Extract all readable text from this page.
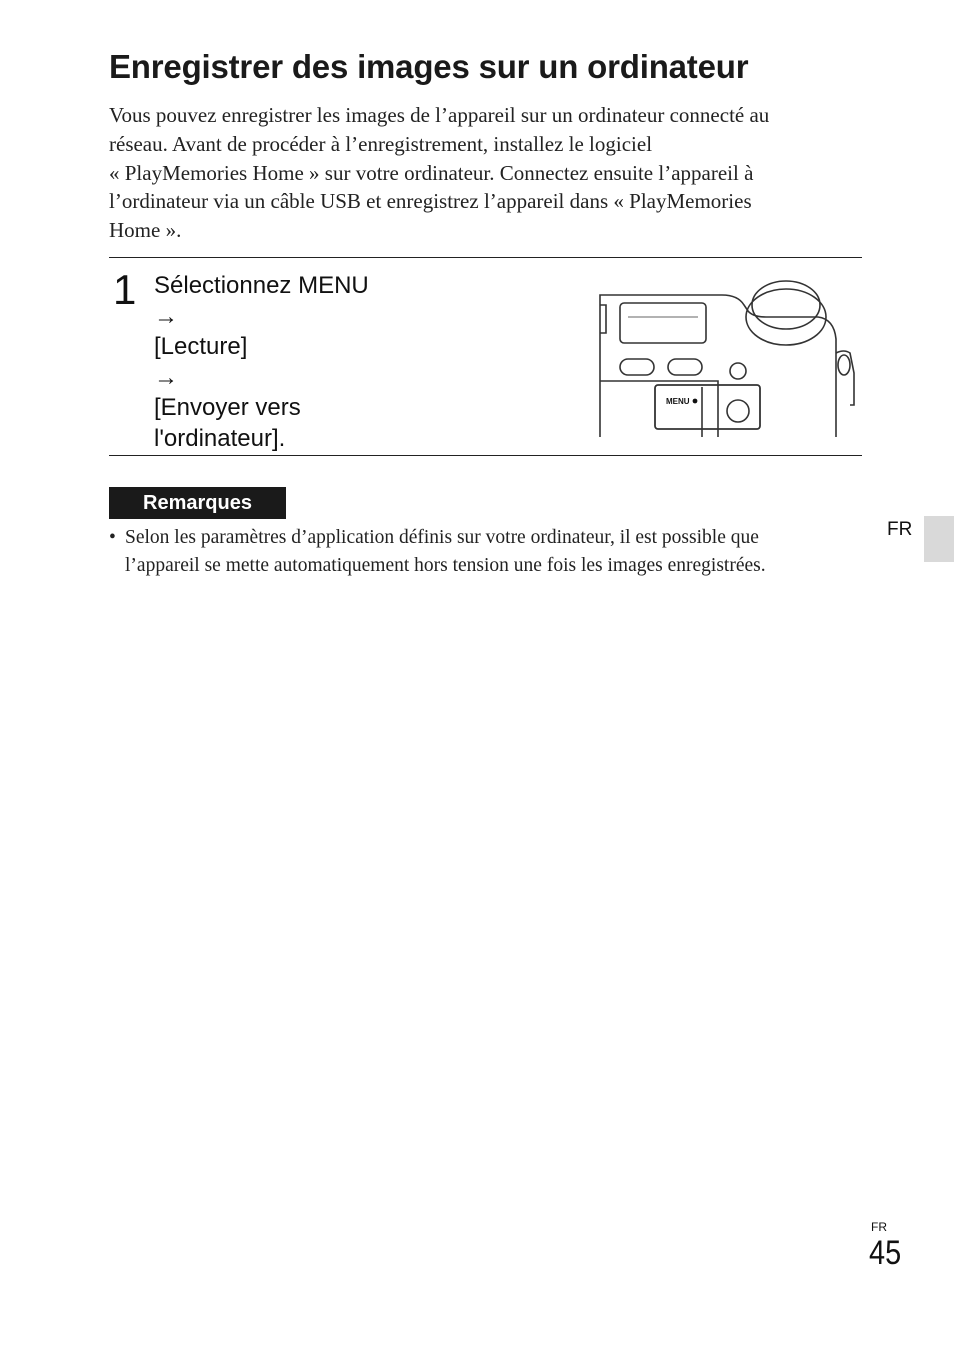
Enregistrer des images sur un ordinateur

Vous pouvez enregistrer les images de l’appareil sur un ordinateur connecté au
réseau. Avant de procéder à l’enregistrement, installez le logiciel
« PlayMemories Home » sur votre ordinateur. Connectez ensuite l’appareil à
l’ordinateur via un câble USB et enregistrez l’appareil dans « PlayMemories
Home ».

1 Sélectionnez MENU
→
[Lecture]
→
[Envoyer vers
l'ordinateur].

MENU
Remarques
• Selon les paramètres d’application définis sur votre ordinateur, il est possible que
l’appareil se mette automatiquement hors tension une fois les images enregistrées.
FR
FR
45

— THE EXERCISE —
Report the number of lines containing the string "images" and add nothing to it.

— TASK RESPONSE —
3